** Task goal **
Leave out the images; return the rest of the data exactly.

------ Dataset

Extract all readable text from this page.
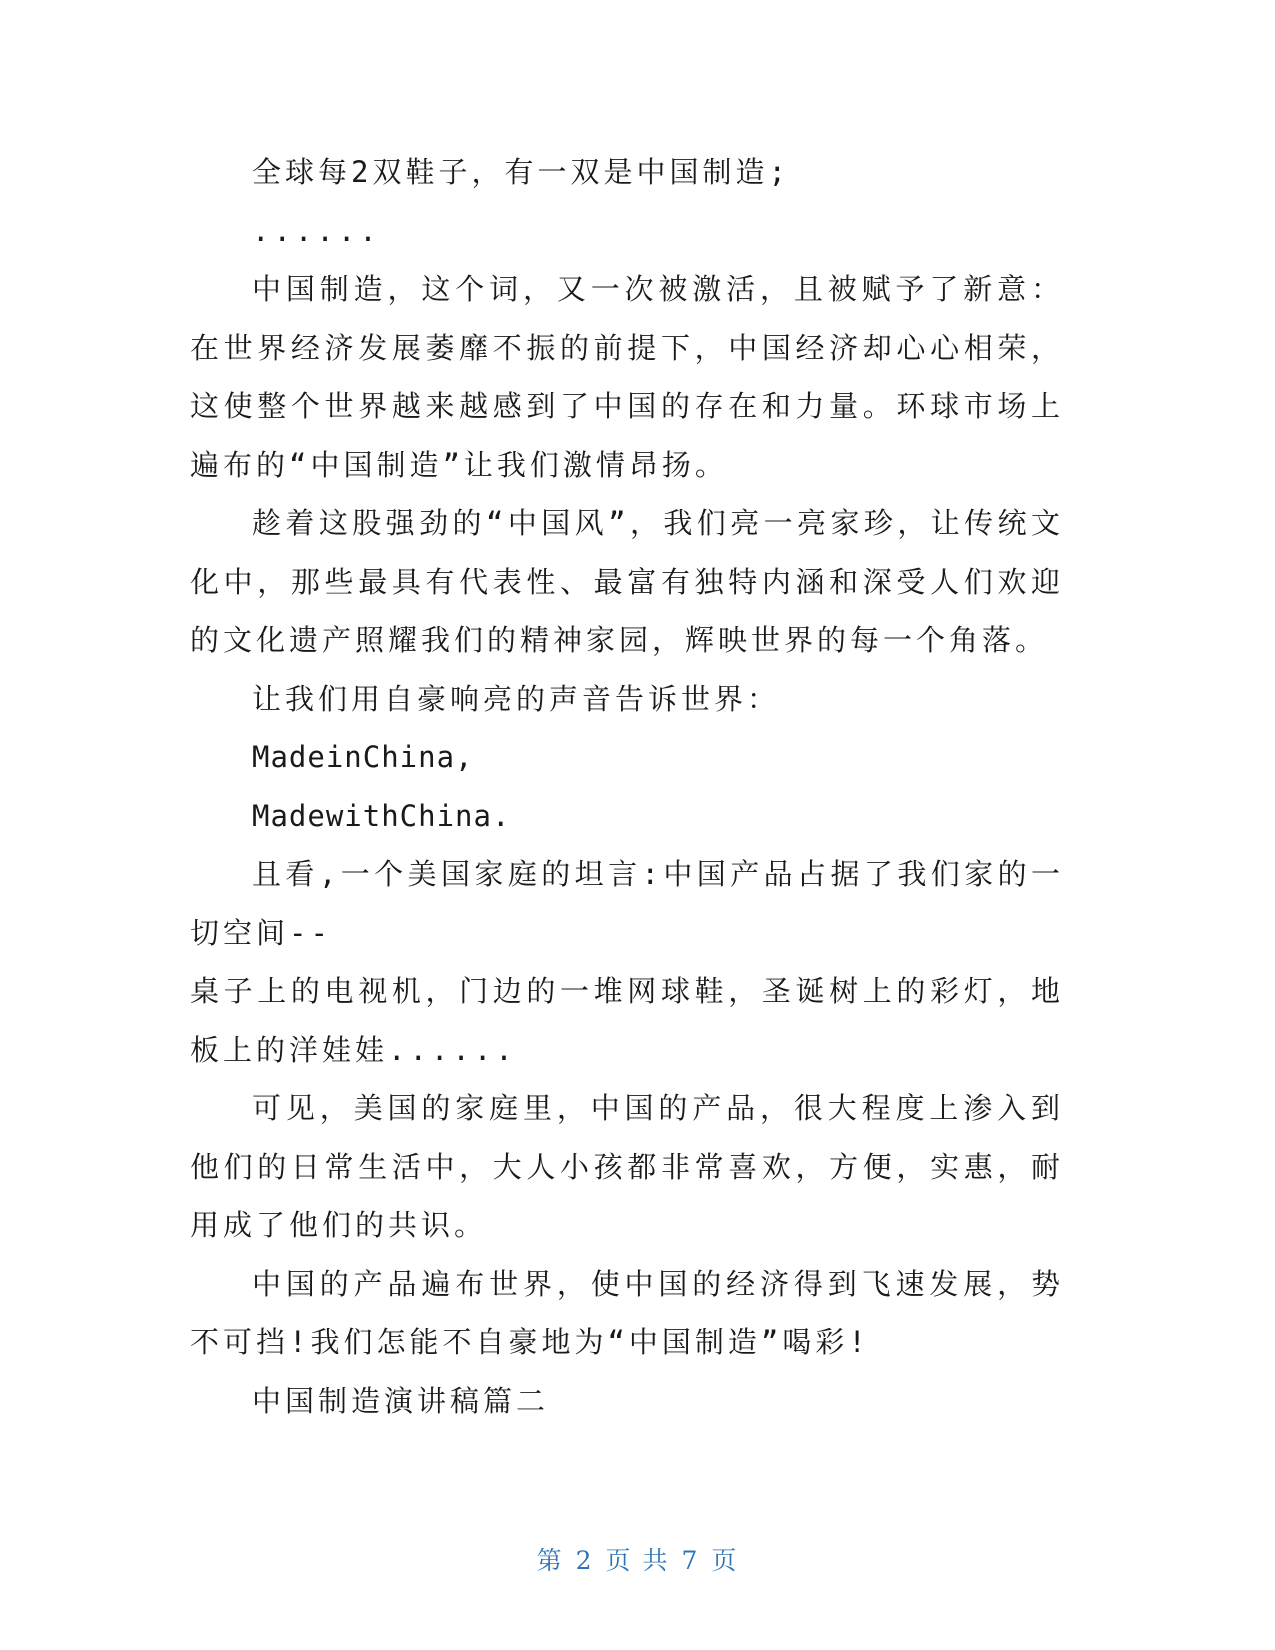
全球每2双鞋子，有一双是中国制造;

......

中国制造，这个词，又一次被激活，且被赋予了新意：在世界经济发展萎靡不振的前提下，中国经济却心心相荣，这使整个世界越来越感到了中国的存在和力量。环球市场上遍布的“中国制造”让我们激情昂扬。

趁着这股强劲的“中国风”，我们亮一亮家珍，让传统文化中，那些最具有代表性、最富有独特内涵和深受人们欢迎的文化遗产照耀我们的精神家园，辉映世界的每一个角落。

让我们用自豪响亮的声音告诉世界：

MadeinChina,

MadewithChina.

且看,一个美国家庭的坦言:中国产品占据了我们家的一切空间--

桌子上的电视机，门边的一堆网球鞋，圣诞树上的彩灯，地板上的洋娃娃......

可见，美国的家庭里，中国的产品，很大程度上渗入到他们的日常生活中，大人小孩都非常喜欢，方便，实惠，耐用成了他们的共识。

中国的产品遍布世界，使中国的经济得到飞速发展，势不可挡!我们怎能不自豪地为“中国制造”喝彩!

中国制造演讲稿篇二

第 2 页 共 7 页
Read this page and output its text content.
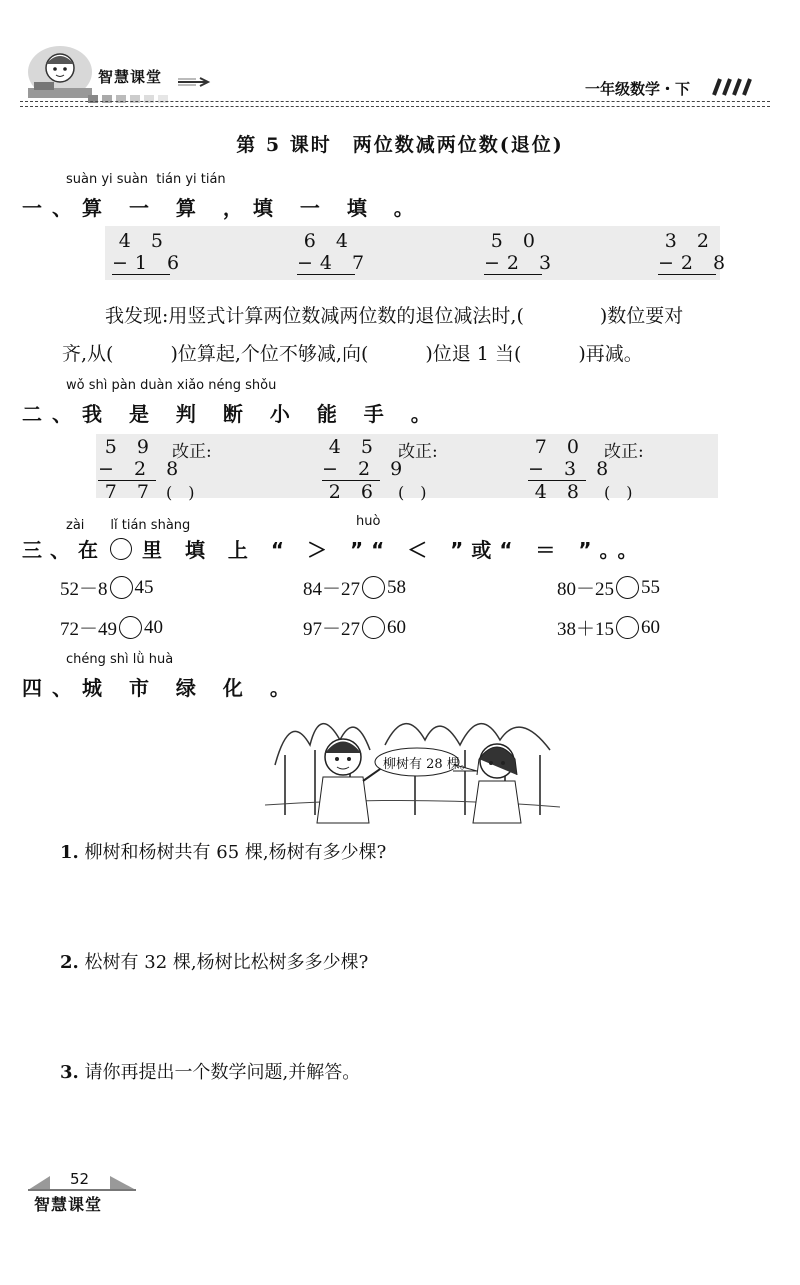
智慧课堂
一年级数学・下
第 5 课时　两位数减两位数(退位)
suàn yi suàn  tián yi tián
一、算 一 算 ，填 一 填 。
4 5
−1 6
6 4
−4 7
5 0
−2 3
3 2
−2 8
我发现:用竖式计算两位数减两位数的退位减法时,(　　　　)数位要对
齐,从(　　　)位算起,个位不够减,向(　　　)位退 1 当(　　　)再减。
wǒ shì pàn duàn xiǎo néng shǒu
二、我 是 判 断 小 能 手 。
5 9
− 2 8
7 7
改正:
(　)
4 5
− 2 9
2 6
改正:
(　)
7 0
− 3 8
4 8
改正:
(　)
zài　　lǐ tián shàng	huò
三、在 里 填 上 “ ＞ ”“ ＜ ”或“ ＝ ”。。
52－8 45	84－27 58	80－25 55
72－49 40	97－27 60	38＋15 60
chéng shì lǜ huà
四、城 市 绿 化 。
柳树有 28 棵。
1. 柳树和杨树共有 65 棵,杨树有多少棵?
2. 松树有 32 棵,杨树比松树多多少棵?
3. 请你再提出一个数学问题,并解答。
52
智慧课堂
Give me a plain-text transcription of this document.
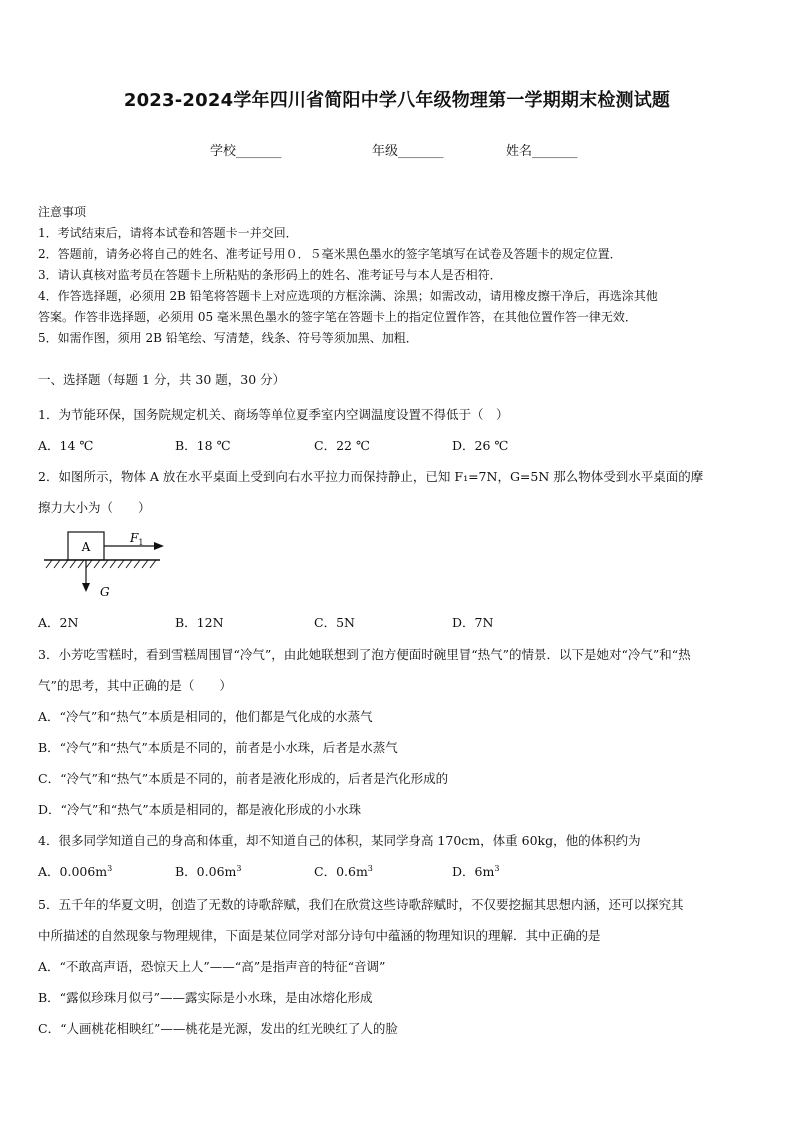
2023-2024学年四川省简阳中学八年级物理第一学期期末检测试题
学校_______	年级_______	姓名_______
注意事项
1．考试结束后，请将本试卷和答题卡一并交回．
2．答题前，请务必将自己的姓名、准考证号用０．５毫米黑色墨水的签字笔填写在试卷及答题卡的规定位置．
3．请认真核对监考员在答题卡上所粘贴的条形码上的姓名、准考证号与本人是否相符．
4．作答选择题，必须用 2B 铅笔将答题卡上对应选项的方框涂满、涂黑；如需改动，请用橡皮擦干净后，再选涂其他
答案。作答非选择题，必须用 05 毫米黑色墨水的签字笔在答题卡上的指定位置作答，在其他位置作答一律无效．
5．如需作图，须用 2B 铅笔绘、写清楚，线条、符号等须加黑、加粗．
一、选择题（每题 1 分，共 30 题，30 分）
1．为节能环保，国务院规定机关、商场等单位夏季室内空调温度设置不得低于（　）
A．14 ℃	B．18 ℃	C．22 ℃	D．26 ℃
2．如图所示，物体 A 放在水平桌面上受到向右水平拉力而保持静止，已知 F₁=7N，G=5N 那么物体受到水平桌面的摩
擦力大小为（　　）
A
$F_1$
G
A．2N	B．12N	C．5N	D．7N
3．小芳吃雪糕时，看到雪糕周围冒“冷气”，由此她联想到了泡方便面时碗里冒“热气”的情景．以下是她对“冷气”和“热
气”的思考，其中正确的是（　　）
A．“冷气”和“热气”本质是相同的，他们都是气化成的水蒸气
B．“冷气”和“热气”本质是不同的，前者是小水珠，后者是水蒸气
C．“冷气”和“热气”本质是不同的，前者是液化形成的，后者是汽化形成的
D．“冷气”和“热气”本质是相同的，都是液化形成的小水珠
4．很多同学知道自己的身高和体重，却不知道自己的体积，某同学身高 170cm，体重 60kg，他的体积约为
A．$0.006m^3$	B．$0.06m^3$	C．$0.6m^3$	D．$6m^3$
5．五千年的华夏文明，创造了无数的诗歌辞赋，我们在欣赏这些诗歌辞赋时，不仅要挖掘其思想内涵，还可以探究其
中所描述的自然现象与物理规律，下面是某位同学对部分诗句中蕴涵的物理知识的理解．其中正确的是
A．“不敢高声语，恐惊天上人”——“高”是指声音的特征“音调”
B．“露似珍珠月似弓”——露实际是小水珠，是由冰熔化形成
C．“人画桃花相映红”——桃花是光源，发出的红光映红了人的脸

------------

** Answer to the problem **
Extract all readable text from this page.
全球每2双鞋子，有一双是中国制造;

......

中国制造，这个词，又一次被激活，且被赋予了新意：在世界经济发展萎靡不振的前提下，中国经济却心心相荣，这使整个世界越来越感到了中国的存在和力量。环球市场上遍布的“中国制造”让我们激情昂扬。

趁着这股强劲的“中国风”，我们亮一亮家珍，让传统文化中，那些最具有代表性、最富有独特内涵和深受人们欢迎的文化遗产照耀我们的精神家园，辉映世界的每一个角落。

让我们用自豪响亮的声音告诉世界：

MadeinChina,

MadewithChina.

且看,一个美国家庭的坦言:中国产品占据了我们家的一切空间--

桌子上的电视机，门边的一堆网球鞋，圣诞树上的彩灯，地板上的洋娃娃......

可见，美国的家庭里，中国的产品，很大程度上渗入到他们的日常生活中，大人小孩都非常喜欢，方便，实惠，耐用成了他们的共识。

中国的产品遍布世界，使中国的经济得到飞速发展，势不可挡!我们怎能不自豪地为“中国制造”喝彩!

中国制造演讲稿篇二

第 2 页 共 7 页
Read this page and output its text content.
智慧课堂
一年级数学・下
第 5 课时　两位数减两位数(退位)
suàn yi suàn  tián yi tián
一、算 一 算 ，填 一 填 。
4 5
−1 6
6 4
−4 7
5 0
−2 3
3 2
−2 8
我发现:用竖式计算两位数减两位数的退位减法时,(　　　　)数位要对
齐,从(　　　)位算起,个位不够减,向(　　　)位退 1 当(　　　)再减。
wǒ shì pàn duàn xiǎo néng shǒu
二、我 是 判 断 小 能 手 。
5 9
− 2 8
7 7
改正:
(　)
4 5
− 2 9
2 6
改正:
(　)
7 0
− 3 8
4 8
改正:
(　)
zài　　lǐ tián shàng	huò
三、在 里 填 上 “ ＞ ”“ ＜ ”或“ ＝ ”。。
52－8 45	84－27 58	80－25 55
72－49 40	97－27 60	38＋15 60
chéng shì lǜ huà
四、城 市 绿 化 。
柳树有 28 棵。
1. 柳树和杨树共有 65 棵,杨树有多少棵?
2. 松树有 32 棵,杨树比松树多多少棵?
3. 请你再提出一个数学问题,并解答。
52
智慧课堂
Give me a plain-text transcription of this document.
2023-2024学年四川省简阳中学八年级物理第一学期期末检测试题
学校_______	年级_______	姓名_______
注意事项
1．考试结束后，请将本试卷和答题卡一并交回．
2．答题前，请务必将自己的姓名、准考证号用０．５毫米黑色墨水的签字笔填写在试卷及答题卡的规定位置．
3．请认真核对监考员在答题卡上所粘贴的条形码上的姓名、准考证号与本人是否相符．
4．作答选择题，必须用 2B 铅笔将答题卡上对应选项的方框涂满、涂黑；如需改动，请用橡皮擦干净后，再选涂其他
答案。作答非选择题，必须用 05 毫米黑色墨水的签字笔在答题卡上的指定位置作答，在其他位置作答一律无效．
5．如需作图，须用 2B 铅笔绘、写清楚，线条、符号等须加黑、加粗．
一、选择题（每题 1 分，共 30 题，30 分）
1．为节能环保，国务院规定机关、商场等单位夏季室内空调温度设置不得低于（　）
A．14 ℃	B．18 ℃	C．22 ℃	D．26 ℃
2．如图所示，物体 A 放在水平桌面上受到向右水平拉力而保持静止，已知 F₁=7N，G=5N 那么物体受到水平桌面的摩
擦力大小为（　　）
A
$F_1$
G
A．2N	B．12N	C．5N	D．7N
3．小芳吃雪糕时，看到雪糕周围冒“冷气”，由此她联想到了泡方便面时碗里冒“热气”的情景．以下是她对“冷气”和“热
气”的思考，其中正确的是（　　）
A．“冷气”和“热气”本质是相同的，他们都是气化成的水蒸气
B．“冷气”和“热气”本质是不同的，前者是小水珠，后者是水蒸气
C．“冷气”和“热气”本质是不同的，前者是液化形成的，后者是汽化形成的
D．“冷气”和“热气”本质是相同的，都是液化形成的小水珠
4．很多同学知道自己的身高和体重，却不知道自己的体积，某同学身高 170cm，体重 60kg，他的体积约为
A．$0.006m^3$	B．$0.06m^3$	C．$0.6m^3$	D．$6m^3$
5．五千年的华夏文明，创造了无数的诗歌辞赋，我们在欣赏这些诗歌辞赋时，不仅要挖掘其思想内涵，还可以探究其
中所描述的自然现象与物理规律，下面是某位同学对部分诗句中蕴涵的物理知识的理解．其中正确的是
A．“不敢高声语，恐惊天上人”——“高”是指声音的特征“音调”
B．“露似珍珠月似弓”——露实际是小水珠，是由冰熔化形成
C．“人画桃花相映红”——桃花是光源，发出的红光映红了人的脸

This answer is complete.